What is expected>
Verbatim output of all the material below is required.

Listed entries>
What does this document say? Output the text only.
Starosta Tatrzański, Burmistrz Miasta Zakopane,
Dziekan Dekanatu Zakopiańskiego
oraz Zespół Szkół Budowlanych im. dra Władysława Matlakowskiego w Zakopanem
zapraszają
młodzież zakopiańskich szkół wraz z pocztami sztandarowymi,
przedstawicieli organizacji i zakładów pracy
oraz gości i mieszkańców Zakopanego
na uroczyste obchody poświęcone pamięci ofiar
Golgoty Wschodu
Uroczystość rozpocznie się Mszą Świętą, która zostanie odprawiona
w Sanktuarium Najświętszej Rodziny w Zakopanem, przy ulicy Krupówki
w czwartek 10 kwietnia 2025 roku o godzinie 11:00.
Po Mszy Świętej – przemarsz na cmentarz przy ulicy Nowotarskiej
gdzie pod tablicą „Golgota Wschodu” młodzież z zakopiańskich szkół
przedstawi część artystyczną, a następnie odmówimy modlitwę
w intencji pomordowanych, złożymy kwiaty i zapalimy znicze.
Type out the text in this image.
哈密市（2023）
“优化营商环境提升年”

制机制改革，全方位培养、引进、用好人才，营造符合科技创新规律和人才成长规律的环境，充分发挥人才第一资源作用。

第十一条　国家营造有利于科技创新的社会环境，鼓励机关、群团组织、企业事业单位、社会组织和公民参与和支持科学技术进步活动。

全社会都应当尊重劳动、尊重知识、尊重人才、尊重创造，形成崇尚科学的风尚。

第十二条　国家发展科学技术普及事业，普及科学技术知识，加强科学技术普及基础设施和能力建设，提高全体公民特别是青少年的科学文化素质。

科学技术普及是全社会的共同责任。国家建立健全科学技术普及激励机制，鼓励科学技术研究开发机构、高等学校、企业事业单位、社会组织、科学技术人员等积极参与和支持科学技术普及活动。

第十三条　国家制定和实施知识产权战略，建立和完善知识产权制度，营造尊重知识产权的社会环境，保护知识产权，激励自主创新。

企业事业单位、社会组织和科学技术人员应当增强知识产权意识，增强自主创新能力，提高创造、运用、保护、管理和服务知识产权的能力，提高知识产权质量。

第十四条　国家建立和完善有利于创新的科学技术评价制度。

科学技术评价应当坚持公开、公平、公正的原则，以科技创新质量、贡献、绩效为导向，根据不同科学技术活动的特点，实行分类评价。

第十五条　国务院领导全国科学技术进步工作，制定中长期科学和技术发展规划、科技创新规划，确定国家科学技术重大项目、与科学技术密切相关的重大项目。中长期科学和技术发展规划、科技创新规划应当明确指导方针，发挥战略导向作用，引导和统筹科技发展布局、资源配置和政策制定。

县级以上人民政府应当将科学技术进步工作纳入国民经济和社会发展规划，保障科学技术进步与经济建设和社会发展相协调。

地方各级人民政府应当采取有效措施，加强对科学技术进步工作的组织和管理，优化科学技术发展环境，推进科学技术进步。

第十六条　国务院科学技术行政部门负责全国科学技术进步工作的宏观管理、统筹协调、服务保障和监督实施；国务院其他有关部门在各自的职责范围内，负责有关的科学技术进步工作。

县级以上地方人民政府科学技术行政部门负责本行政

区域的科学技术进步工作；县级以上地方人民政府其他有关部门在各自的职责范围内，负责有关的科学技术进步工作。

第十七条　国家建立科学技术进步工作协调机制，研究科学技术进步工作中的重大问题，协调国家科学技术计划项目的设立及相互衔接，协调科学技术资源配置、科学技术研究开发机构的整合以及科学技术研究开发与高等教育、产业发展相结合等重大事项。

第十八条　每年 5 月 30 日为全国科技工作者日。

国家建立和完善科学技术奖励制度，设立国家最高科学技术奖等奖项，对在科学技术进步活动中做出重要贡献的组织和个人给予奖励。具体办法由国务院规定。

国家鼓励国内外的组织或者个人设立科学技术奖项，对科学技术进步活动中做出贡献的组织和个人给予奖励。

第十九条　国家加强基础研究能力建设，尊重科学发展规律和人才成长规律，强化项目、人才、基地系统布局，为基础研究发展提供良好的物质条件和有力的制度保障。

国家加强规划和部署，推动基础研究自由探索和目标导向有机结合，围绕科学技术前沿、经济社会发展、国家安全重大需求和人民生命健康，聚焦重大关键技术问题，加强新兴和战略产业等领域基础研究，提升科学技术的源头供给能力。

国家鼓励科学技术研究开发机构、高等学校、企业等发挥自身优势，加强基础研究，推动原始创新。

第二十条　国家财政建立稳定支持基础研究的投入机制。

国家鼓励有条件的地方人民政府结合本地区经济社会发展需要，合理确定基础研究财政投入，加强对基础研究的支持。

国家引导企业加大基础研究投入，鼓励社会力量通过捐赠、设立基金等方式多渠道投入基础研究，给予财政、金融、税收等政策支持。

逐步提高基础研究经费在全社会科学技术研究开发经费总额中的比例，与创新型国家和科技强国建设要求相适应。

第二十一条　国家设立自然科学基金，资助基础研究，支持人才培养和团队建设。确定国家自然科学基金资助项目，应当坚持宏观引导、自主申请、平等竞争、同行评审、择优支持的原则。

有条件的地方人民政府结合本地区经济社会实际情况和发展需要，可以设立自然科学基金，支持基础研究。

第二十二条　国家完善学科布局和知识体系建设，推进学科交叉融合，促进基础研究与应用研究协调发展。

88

The output>
What does this document say? Output the text only.
Starosta Tatrzański, Burmistrz Miasta Zakopane,
Dziekan Dekanatu Zakopiańskiego
oraz Zespół Szkół Budowlanych im. dra Władysława Matlakowskiego w Zakopanem
zapraszają
młodzież zakopiańskich szkół wraz z pocztami sztandarowymi,
przedstawicieli organizacji i zakładów pracy
oraz gości i mieszkańców Zakopanego
na uroczyste obchody poświęcone pamięci ofiar
Golgoty Wschodu
Uroczystość rozpocznie się Mszą Świętą, która zostanie odprawiona
w Sanktuarium Najświętszej Rodziny w Zakopanem, przy ulicy Krupówki
w czwartek 10 kwietnia 2025 roku o godzinie 11:00.
Po Mszy Świętej – przemarsz na cmentarz przy ulicy Nowotarskiej
gdzie pod tablicą „Golgota Wschodu” młodzież z zakopiańskich szkół
przedstawi część artystyczną, a następnie odmówimy modlitwę
w intencji pomordowanych, złożymy kwiaty i zapalimy znicze.
Type out the text in this image.
哈密市（2023）
“优化营商环境提升年”

制机制改革，全方位培养、引进、用好人才，营造符合科技创新规律和人才成长规律的环境，充分发挥人才第一资源作用。

第十一条　国家营造有利于科技创新的社会环境，鼓励机关、群团组织、企业事业单位、社会组织和公民参与和支持科学技术进步活动。

全社会都应当尊重劳动、尊重知识、尊重人才、尊重创造，形成崇尚科学的风尚。

第十二条　国家发展科学技术普及事业，普及科学技术知识，加强科学技术普及基础设施和能力建设，提高全体公民特别是青少年的科学文化素质。

科学技术普及是全社会的共同责任。国家建立健全科学技术普及激励机制，鼓励科学技术研究开发机构、高等学校、企业事业单位、社会组织、科学技术人员等积极参与和支持科学技术普及活动。

第十三条　国家制定和实施知识产权战略，建立和完善知识产权制度，营造尊重知识产权的社会环境，保护知识产权，激励自主创新。

企业事业单位、社会组织和科学技术人员应当增强知识产权意识，增强自主创新能力，提高创造、运用、保护、管理和服务知识产权的能力，提高知识产权质量。

第十四条　国家建立和完善有利于创新的科学技术评价制度。

科学技术评价应当坚持公开、公平、公正的原则，以科技创新质量、贡献、绩效为导向，根据不同科学技术活动的特点，实行分类评价。

第十五条　国务院领导全国科学技术进步工作，制定中长期科学和技术发展规划、科技创新规划，确定国家科学技术重大项目、与科学技术密切相关的重大项目。中长期科学和技术发展规划、科技创新规划应当明确指导方针，发挥战略导向作用，引导和统筹科技发展布局、资源配置和政策制定。

县级以上人民政府应当将科学技术进步工作纳入国民经济和社会发展规划，保障科学技术进步与经济建设和社会发展相协调。

地方各级人民政府应当采取有效措施，加强对科学技术进步工作的组织和管理，优化科学技术发展环境，推进科学技术进步。

第十六条　国务院科学技术行政部门负责全国科学技术进步工作的宏观管理、统筹协调、服务保障和监督实施；国务院其他有关部门在各自的职责范围内，负责有关的科学技术进步工作。

县级以上地方人民政府科学技术行政部门负责本行政

区域的科学技术进步工作；县级以上地方人民政府其他有关部门在各自的职责范围内，负责有关的科学技术进步工作。

第十七条　国家建立科学技术进步工作协调机制，研究科学技术进步工作中的重大问题，协调国家科学技术计划项目的设立及相互衔接，协调科学技术资源配置、科学技术研究开发机构的整合以及科学技术研究开发与高等教育、产业发展相结合等重大事项。

第十八条　每年 5 月 30 日为全国科技工作者日。

国家建立和完善科学技术奖励制度，设立国家最高科学技术奖等奖项，对在科学技术进步活动中做出重要贡献的组织和个人给予奖励。具体办法由国务院规定。

国家鼓励国内外的组织或者个人设立科学技术奖项，对科学技术进步活动中做出贡献的组织和个人给予奖励。

第十九条　国家加强基础研究能力建设，尊重科学发展规律和人才成长规律，强化项目、人才、基地系统布局，为基础研究发展提供良好的物质条件和有力的制度保障。

国家加强规划和部署，推动基础研究自由探索和目标导向有机结合，围绕科学技术前沿、经济社会发展、国家安全重大需求和人民生命健康，聚焦重大关键技术问题，加强新兴和战略产业等领域基础研究，提升科学技术的源头供给能力。

国家鼓励科学技术研究开发机构、高等学校、企业等发挥自身优势，加强基础研究，推动原始创新。

第二十条　国家财政建立稳定支持基础研究的投入机制。

国家鼓励有条件的地方人民政府结合本地区经济社会发展需要，合理确定基础研究财政投入，加强对基础研究的支持。

国家引导企业加大基础研究投入，鼓励社会力量通过捐赠、设立基金等方式多渠道投入基础研究，给予财政、金融、税收等政策支持。

逐步提高基础研究经费在全社会科学技术研究开发经费总额中的比例，与创新型国家和科技强国建设要求相适应。

第二十一条　国家设立自然科学基金，资助基础研究，支持人才培养和团队建设。确定国家自然科学基金资助项目，应当坚持宏观引导、自主申请、平等竞争、同行评审、择优支持的原则。

有条件的地方人民政府结合本地区经济社会实际情况和发展需要，可以设立自然科学基金，支持基础研究。

第二十二条　国家完善学科布局和知识体系建设，推进学科交叉融合，促进基础研究与应用研究协调发展。

88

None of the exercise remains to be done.